Exercise — Give the number of lines that contain the string "will", please, and nothing else.

Records supplied —
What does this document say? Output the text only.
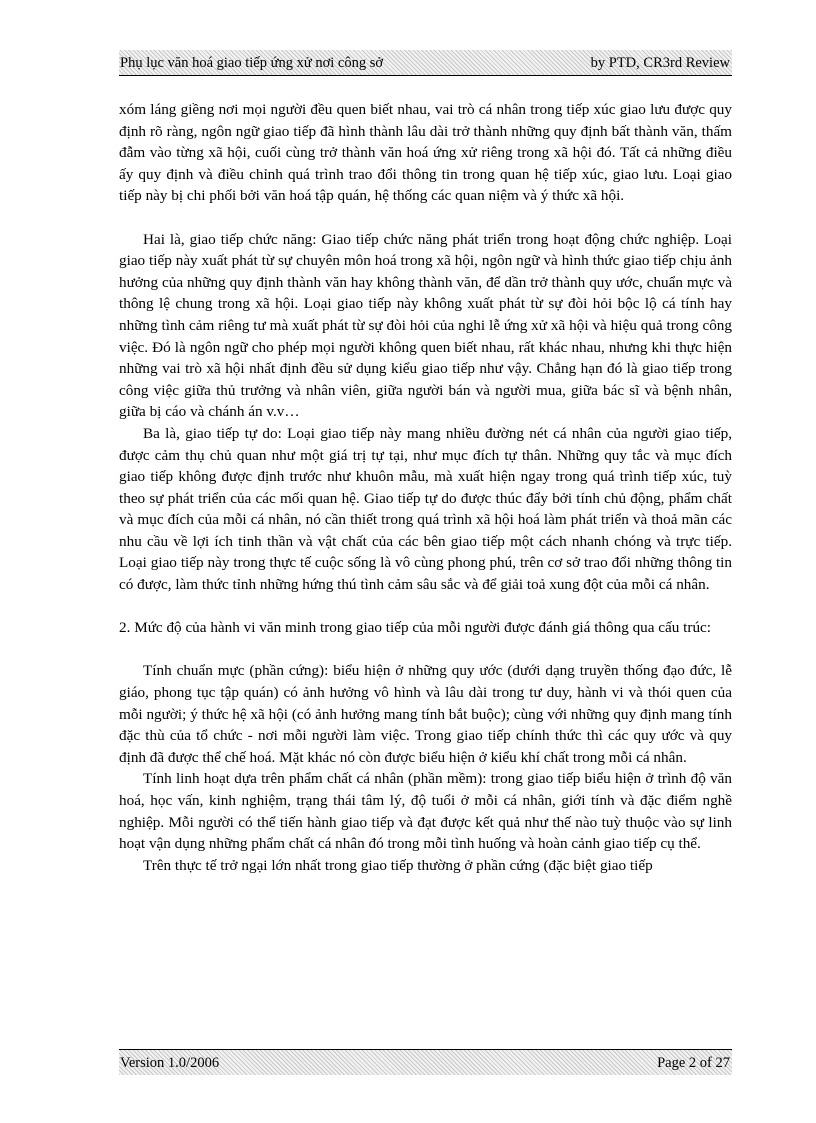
Phụ lục văn hoá giao tiếp ứng xử nơi công sở	by PTD, CR3rd Review

xóm láng giềng nơi mọi người đều quen biết nhau, vai trò cá nhân trong tiếp xúc giao lưu được quy định rõ ràng, ngôn ngữ giao tiếp đã hình thành lâu dài trở thành những quy định bất thành văn, thấm đẫm vào từng xã hội, cuối cùng trở thành văn hoá ứng xử riêng trong xã hội đó. Tất cả những điều ấy quy định và điều chỉnh quá trình trao đổi thông tin trong quan hệ tiếp xúc, giao lưu. Loại giao tiếp này bị chi phối bởi văn hoá tập quán, hệ thống các quan niệm và ý thức xã hội.

Hai là, giao tiếp chức năng: Giao tiếp chức năng phát triển trong hoạt động chức nghiệp. Loại giao tiếp này xuất phát từ sự chuyên môn hoá trong xã hội, ngôn ngữ và hình thức giao tiếp chịu ảnh hưởng của những quy định thành văn hay không thành văn, để dần trở thành quy ước, chuẩn mực và thông lệ chung trong xã hội. Loại giao tiếp này không xuất phát từ sự đòi hỏi bộc lộ cá tính hay những tình cảm riêng tư mà xuất phát từ sự đòi hỏi của nghi lễ ứng xử xã hội và hiệu quả trong công việc. Đó là ngôn ngữ cho phép mọi người không quen biết nhau, rất khác nhau, nhưng khi thực hiện những vai trò xã hội nhất định đều sử dụng kiểu giao tiếp như vậy. Chẳng hạn đó là giao tiếp trong công việc giữa thủ trưởng và nhân viên, giữa người bán và người mua, giữa bác sĩ và bệnh nhân, giữa bị cáo và chánh án v.v…

Ba là, giao tiếp tự do: Loại giao tiếp này mang nhiều đường nét cá nhân của người giao tiếp, được cảm thụ chủ quan như một giá trị tự tại, như mục đích tự thân. Những quy tắc và mục đích giao tiếp không được định trước như khuôn mẫu, mà xuất hiện ngay trong quá trình tiếp xúc, tuỳ theo sự phát triển của các mối quan hệ. Giao tiếp tự do được thúc đẩy bởi tính chủ động, phẩm chất và mục đích của mỗi cá nhân, nó cần thiết trong quá trình xã hội hoá làm phát triển và thoả mãn các nhu cầu về lợi ích tinh thần và vật chất của các bên giao tiếp một cách nhanh chóng và trực tiếp. Loại giao tiếp này trong thực tế cuộc sống là vô cùng phong phú, trên cơ sở trao đổi những thông tin có được, làm thức tỉnh những hứng thú tình cảm sâu sắc và để giải toả xung đột của mỗi cá nhân.

2. Mức độ của hành vi văn minh trong giao tiếp của mỗi người được đánh giá thông qua cấu trúc:

Tính chuẩn mực (phần cứng): biểu hiện ở những quy ước (dưới dạng truyền thống đạo đức, lễ giáo, phong tục tập quán) có ảnh hưởng vô hình và lâu dài trong tư duy, hành vi và thói quen của mỗi người; ý thức hệ xã hội (có ảnh hưởng mang tính bắt buộc); cùng với những quy định mang tính đặc thù của tổ chức - nơi mỗi người làm việc. Trong giao tiếp chính thức thì các quy ước và quy định đã được thể chế hoá. Mặt khác nó còn được biểu hiện ở kiểu khí chất trong mỗi cá nhân.

Tính linh hoạt dựa trên phẩm chất cá nhân (phần mềm): trong giao tiếp biểu hiện ở trình độ văn hoá, học vấn, kinh nghiệm, trạng thái tâm lý, độ tuổi ở mỗi cá nhân, giới tính và đặc điểm nghề nghiệp. Mỗi người có thể tiến hành giao tiếp và đạt được kết quả như thế nào tuỳ thuộc vào sự linh hoạt vận dụng những phẩm chất cá nhân đó trong mỗi tình huống và hoàn cảnh giao tiếp cụ thể.

Trên thực tế trở ngại lớn nhất trong giao tiếp thường ở phần cứng (đặc biệt giao tiếp

Version 1.0/2006	Page 2 of 27
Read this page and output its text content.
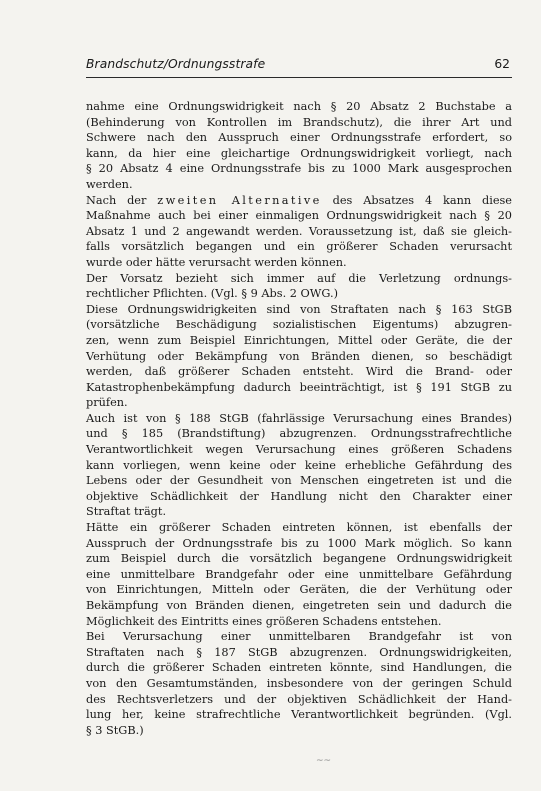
Brandschutz/Ordnungsstrafe	62
nahme eine Ordnungswidrigkeit nach § 20 Absatz 2 Buchstabe a
(Behinderung von Kontrollen im Brandschutz), die ihrer Art und
Schwere nach den Ausspruch einer Ordnungsstrafe erfordert, so
kann, da hier eine gleichartige Ordnungswidrigkeit vorliegt, nach
§ 20 Absatz 4 eine Ordnungsstrafe bis zu 1000 Mark ausgesprochen
werden.
Nach der zweiten Alternative des Absatzes 4 kann diese
Maßnahme auch bei einer einmaligen Ordnungswidrigkeit nach § 20
Absatz 1 und 2 angewandt werden. Voraussetzung ist, daß sie gleich-
falls vorsätzlich begangen und ein größerer Schaden verursacht
wurde oder hätte verursacht werden können.
Der Vorsatz bezieht sich immer auf die Verletzung ordnungs-
rechtlicher Pflichten. (Vgl. § 9 Abs. 2 OWG.)
Diese Ordnungswidrigkeiten sind von Straftaten nach § 163 StGB
(vorsätzliche Beschädigung sozialistischen Eigentums) abzugren-
zen, wenn zum Beispiel Einrichtungen, Mittel oder Geräte, die der
Verhütung oder Bekämpfung von Bränden dienen, so beschädigt
werden, daß größerer Schaden entsteht. Wird die Brand- oder
Katastrophenbekämpfung dadurch beeinträchtigt, ist § 191 StGB zu
prüfen.
Auch ist von § 188 StGB (fahrlässige Verursachung eines Brandes)
und § 185 (Brandstiftung) abzugrenzen. Ordnungsstrafrechtliche
Verantwortlichkeit wegen Verursachung eines größeren Schadens
kann vorliegen, wenn keine oder keine erhebliche Gefährdung des
Lebens oder der Gesundheit von Menschen eingetreten ist und die
objektive Schädlichkeit der Handlung nicht den Charakter einer
Straftat trägt.
Hätte ein größerer Schaden eintreten können, ist ebenfalls der
Ausspruch der Ordnungsstrafe bis zu 1000 Mark möglich. So kann
zum Beispiel durch die vorsätzlich begangene Ordnungswidrigkeit
eine unmittelbare Brandgefahr oder eine unmittelbare Gefährdung
von Einrichtungen, Mitteln oder Geräten, die der Verhütung oder
Bekämpfung von Bränden dienen, eingetreten sein und dadurch die
Möglichkeit des Eintritts eines größeren Schadens entstehen.
Bei Verursachung einer unmittelbaren Brandgefahr ist von
Straftaten nach § 187 StGB abzugrenzen. Ordnungswidrigkeiten,
durch die größerer Schaden eintreten könnte, sind Handlungen, die
von den Gesamtumständen, insbesondere von der geringen Schuld
des Rechtsverletzers und der objektiven Schädlichkeit der Hand-
lung her, keine strafrechtliche Verantwortlichkeit begründen. (Vgl.
§ 3 StGB.)
~~
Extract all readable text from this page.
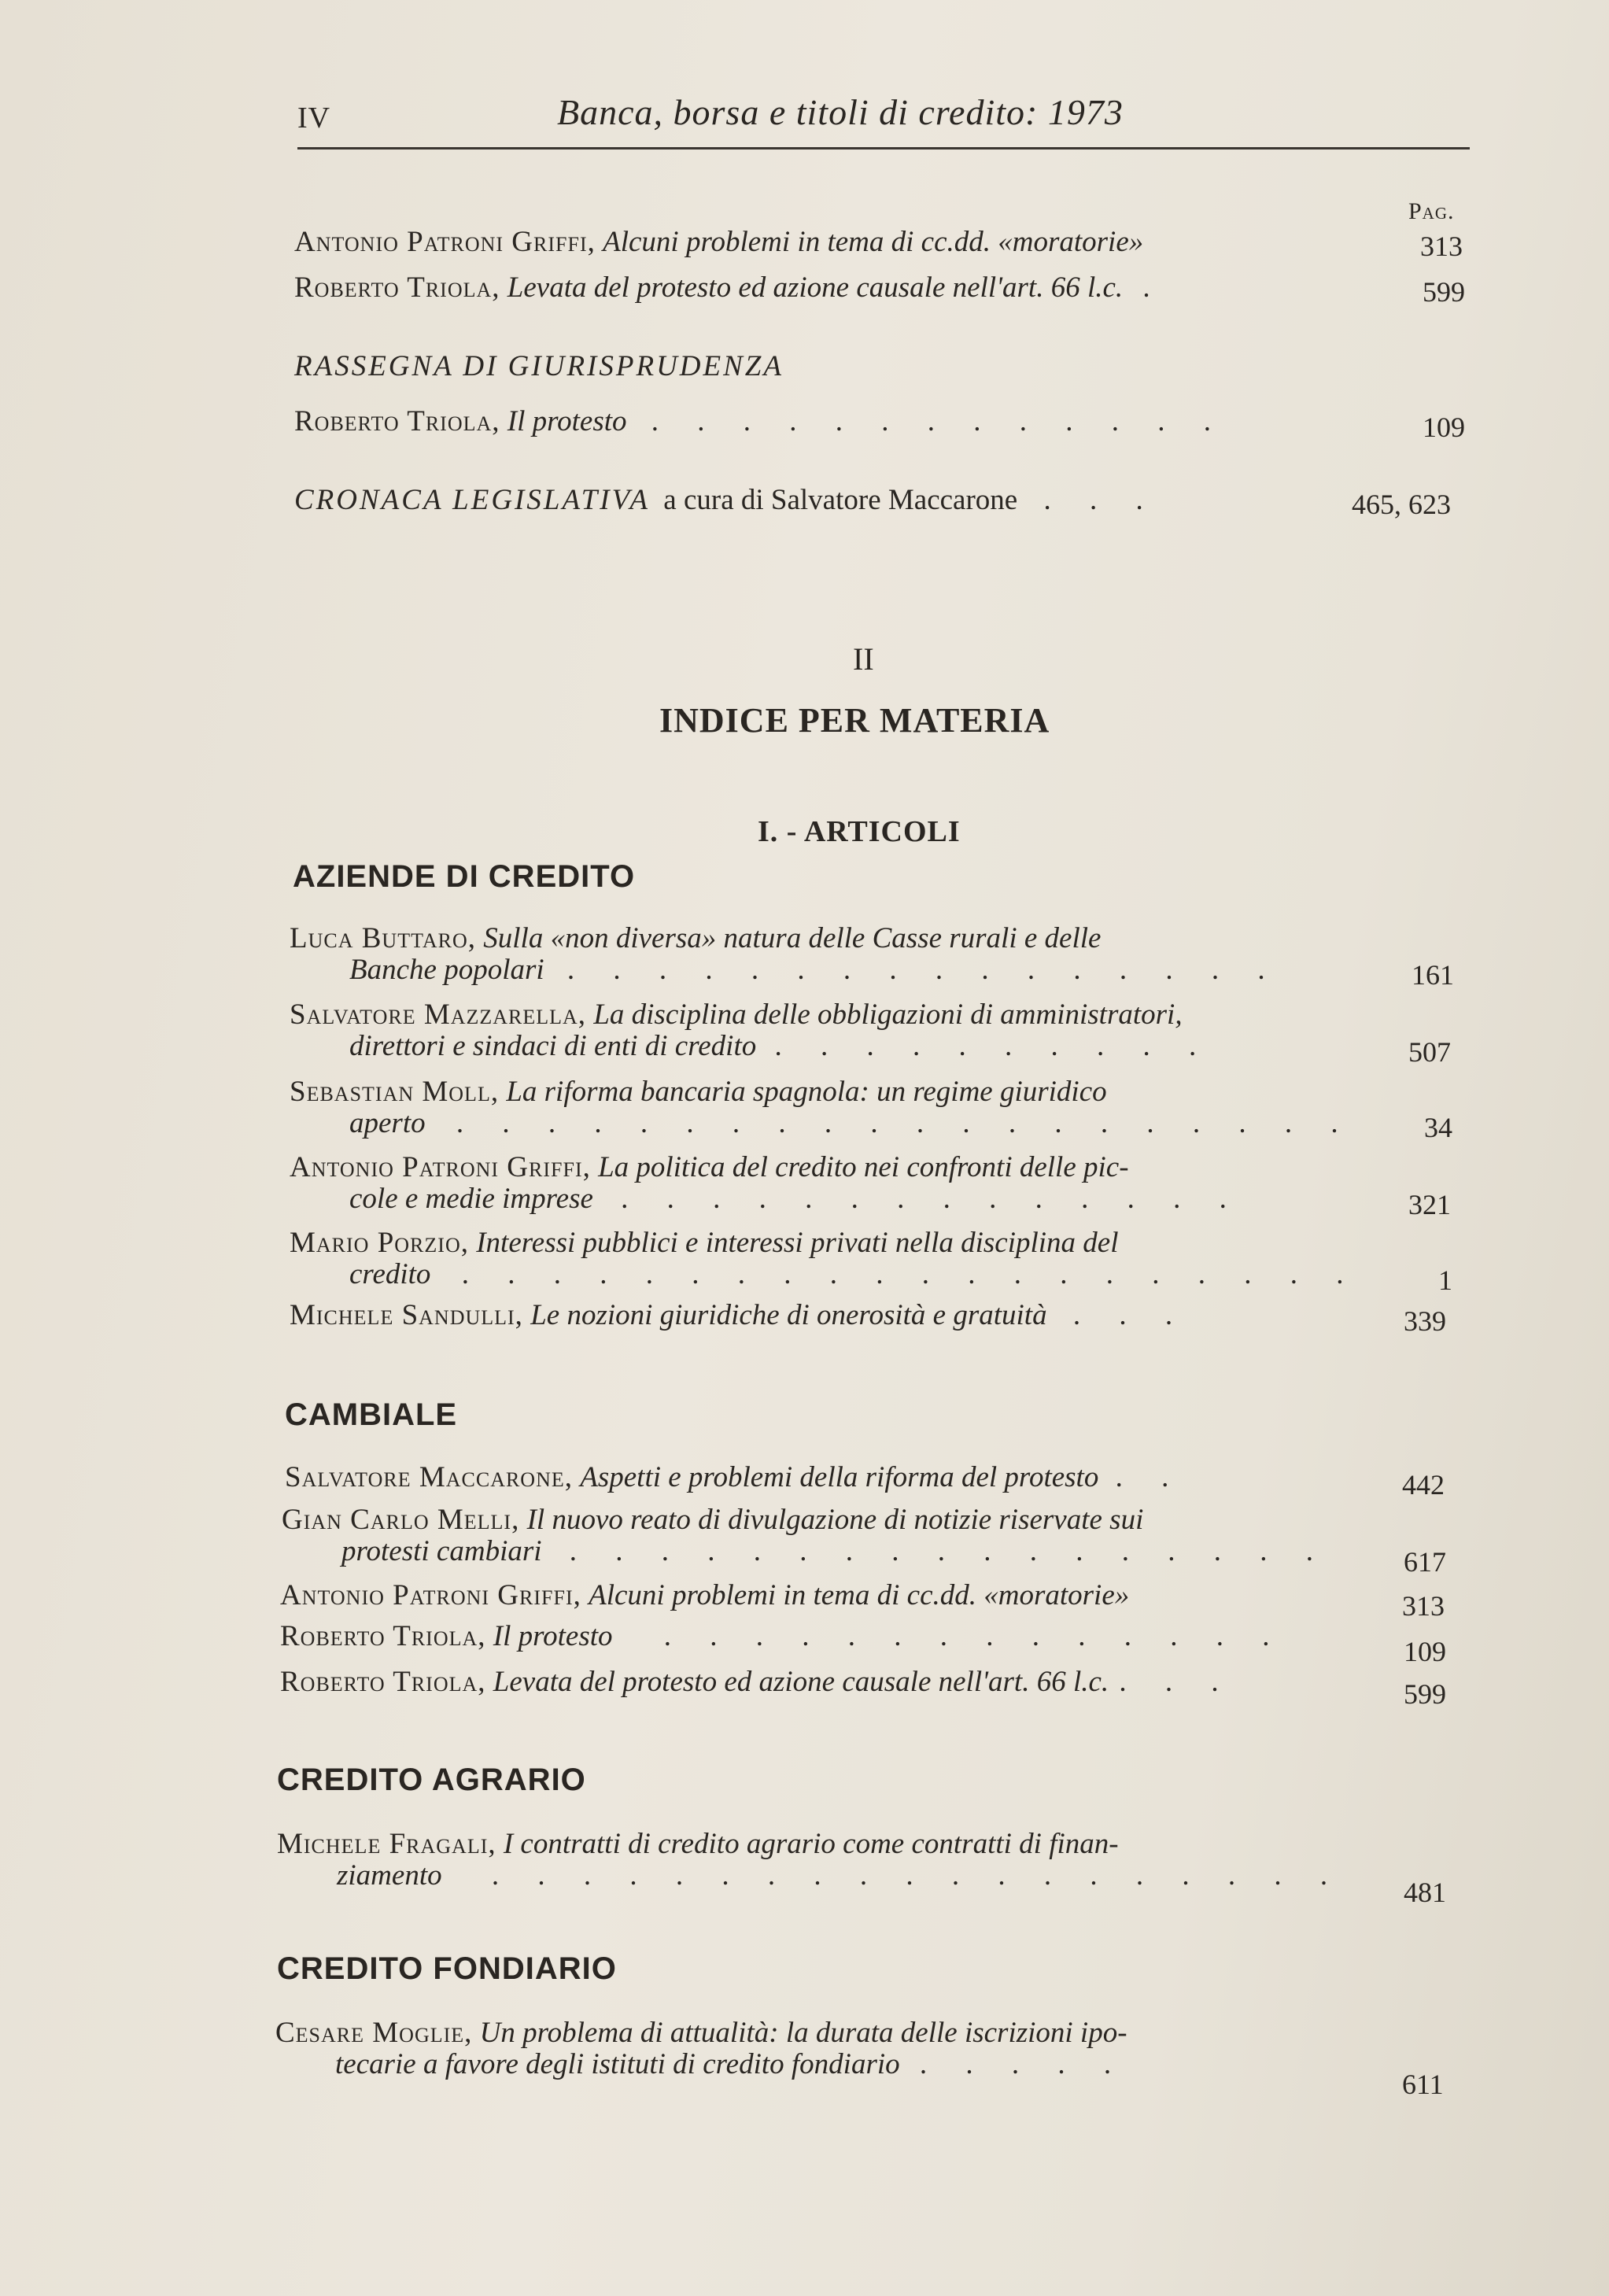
IV	Banca, borsa e titoli di credito: 1973
Pag.
Antonio Patroni Griffi, Alcuni problemi in tema di cc.dd. «moratorie»	313
Roberto Triola, Levata del protesto ed azione causale nell'art. 66 l.c. .	599
RASSEGNA DI GIURISPRUDENZA
Roberto Triola, Il protesto . . . . . . . . . . . . .	109
CRONACA LEGISLATIVA a cura di Salvatore Maccarone . . .	465, 623
II
INDICE PER MATERIA
I. - ARTICOLI
AZIENDE DI CREDITO
Luca Buttaro, Sulla «non diversa» natura delle Casse rurali e delle
Banche popolari . . . . . . . . . . . . . . . .	161
Salvatore Mazzarella, La disciplina delle obbligazioni di amministratori,
direttori e sindaci di enti di credito . . . . . . . . . .	507
Sebastian Moll, La riforma bancaria spagnola: un regime giuridico
aperto . . . . . . . . . . . . . . . . . . . . 34
Antonio Patroni Griffi, La politica del credito nei confronti delle pic-
cole e medie imprese . . . . . . . . . . . . . .	321
Mario Porzio, Interessi pubblici e interessi privati nella disciplina del
credito . . . . . . . . . . . . . . . . . . . .	1
Michele Sandulli, Le nozioni giuridiche di onerosità e gratuità . . .	339
CAMBIALE
Salvatore Maccarone, Aspetti e problemi della riforma del protesto . .	442
Gian Carlo Melli, Il nuovo reato di divulgazione di notizie riservate sui
protesti cambiari . . . . . . . . . . . . . . . . .	617
Antonio Patroni Griffi, Alcuni problemi in tema di cc.dd. «moratorie»	313
Roberto Triola, Il protesto . . . . . . . . . . . . . .	109
Roberto Triola, Levata del protesto ed azione causale nell'art. 66 l.c. . . .	599
CREDITO AGRARIO
Michele Fragali, I contratti di credito agrario come contratti di finan-
ziamento . . . . . . . . . . . . . . . . . . .
481
CREDITO FONDIARIO
Cesare Moglie, Un problema di attualità: la durata delle iscrizioni ipo-
tecarie a favore degli istituti di credito fondiario . . . . .
611
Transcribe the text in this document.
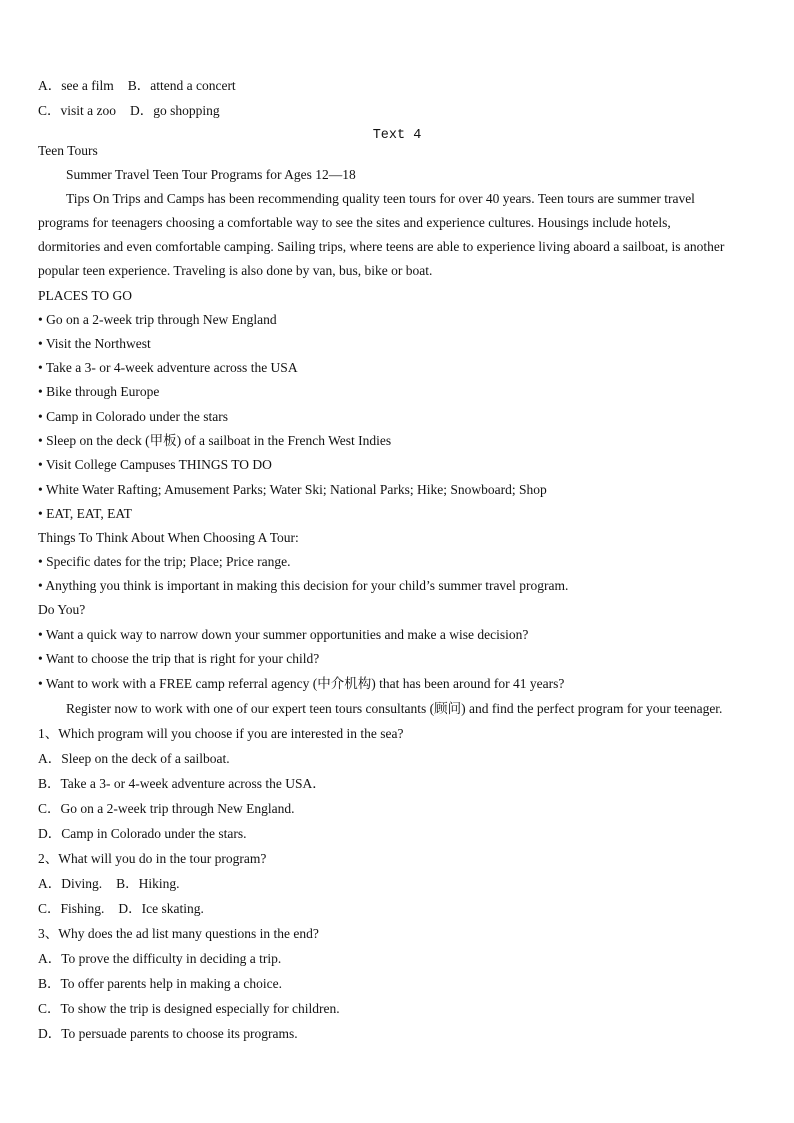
A．see a film B．attend a concert
C．visit a zoo D．go shopping
Text 4
Teen Tours
Summer Travel Teen Tour Programs for Ages 12—18
Tips On Trips and Camps has been recommending quality teen tours for over 40 years. Teen tours are summer travel
programs for teenagers choosing a comfortable way to see the sites and experience cultures. Housings include hotels,
dormitories and even comfortable camping. Sailing trips, where teens are able to experience living aboard a sailboat, is another
popular teen experience. Traveling is also done by van, bus, bike or boat.
PLACES TO GO
• Go on a 2-week trip through New England
• Visit the Northwest
• Take a 3- or 4-week adventure across the USA
• Bike through Europe
• Camp in Colorado under the stars
• Sleep on the deck (甲板) of a sailboat in the French West Indies
• Visit College Campuses THINGS TO DO
• White Water Rafting; Amusement Parks; Water Ski; National Parks; Hike; Snowboard; Shop
• EAT, EAT, EAT
Things To Think About When Choosing A Tour:
• Specific dates for the trip; Place; Price range.
• Anything you think is important in making this decision for your child’s summer travel program.
Do You?
• Want a quick way to narrow down your summer opportunities and make a wise decision?
• Want to choose the trip that is right for your child?
• Want to work with a FREE camp referral agency (中介机构) that has been around for 41 years?
Register now to work with one of our expert teen tours consultants (顾问) and find the perfect program for your teenager.
1、Which program will you choose if you are interested in the sea?
A．Sleep on the deck of a sailboat.
B．Take a 3- or 4-week adventure across the USA．
C．Go on a 2-week trip through New England.
D．Camp in Colorado under the stars.
2、What will you do in the tour program?
A．Diving. B．Hiking.
C．Fishing. D．Ice skating.
3、Why does the ad list many questions in the end?
A．To prove the difficulty in deciding a trip.
B．To offer parents help in making a choice.
C．To show the trip is designed especially for children.
D．To persuade parents to choose its programs.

Task response — 2